======== DATA IN THIS EXERCISE
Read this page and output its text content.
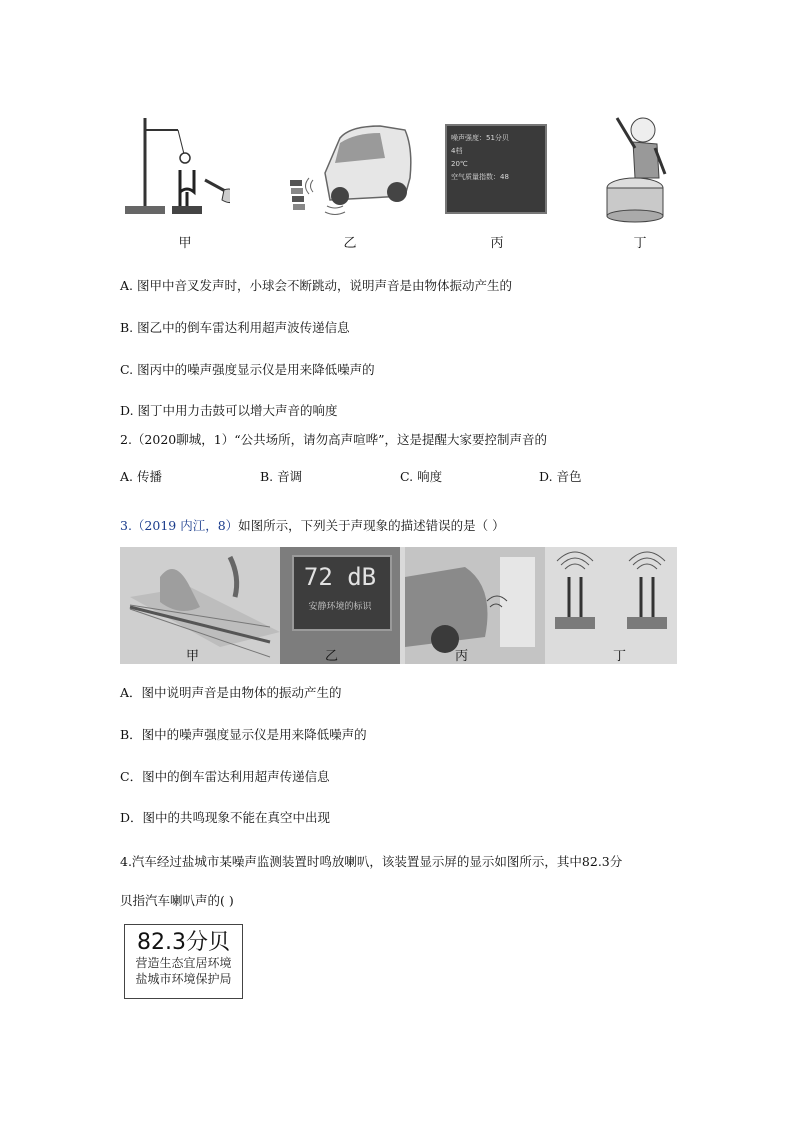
甲	乙
噪声强度：51分贝
4档
20℃
空气质量指数：48
丙	丁
A. 图甲中音叉发声时，小球会不断跳动，说明声音是由物体振动产生的
B. 图乙中的倒车雷达利用超声波传递信息
C. 图丙中的噪声强度显示仪是用来降低噪声的
D. 图丁中用力击鼓可以增大声音的响度
2.（2020聊城，1）“公共场所，请勿高声喧哗”，这是提醒大家要控制声音的
A. 传播	B. 音调	C. 响度	D. 音色
3.（2019 内江，8）如图所示，下列关于声现象的描述错误的是（ ）
甲
72 dB
安静环境的标识
乙	丙	丁
A．图中说明声音是由物体的振动产生的
B．图中的噪声强度显示仪是用来降低噪声的
C．图中的倒车雷达利用超声传递信息
D．图中的共鸣现象不能在真空中出现
4.汽车经过盐城市某噪声监测装置时鸣放喇叭，该装置显示屏的显示如图所示，其中82.3分
贝指汽车喇叭声的( )
82.3分贝
营造生态宜居环境
盐城市环境保护局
================
# [GOAL]
The data should be printed again unchanged; leave its pictures out.

# [COMPLETE ANSWER]
Read this page and output its text content.
甲	乙
噪声强度：51分贝
4档
20℃
空气质量指数：48
丙	丁
A. 图甲中音叉发声时，小球会不断跳动，说明声音是由物体振动产生的
B. 图乙中的倒车雷达利用超声波传递信息
C. 图丙中的噪声强度显示仪是用来降低噪声的
D. 图丁中用力击鼓可以增大声音的响度
2.（2020聊城，1）“公共场所，请勿高声喧哗”，这是提醒大家要控制声音的
A. 传播	B. 音调	C. 响度	D. 音色
3.（2019 内江，8）如图所示，下列关于声现象的描述错误的是（ ）
甲
72 dB
安静环境的标识
乙	丙	丁
A．图中说明声音是由物体的振动产生的
B．图中的噪声强度显示仪是用来降低噪声的
C．图中的倒车雷达利用超声传递信息
D．图中的共鸣现象不能在真空中出现
4.汽车经过盐城市某噪声监测装置时鸣放喇叭，该装置显示屏的显示如图所示，其中82.3分
贝指汽车喇叭声的( )
82.3分贝
营造生态宜居环境
盐城市环境保护局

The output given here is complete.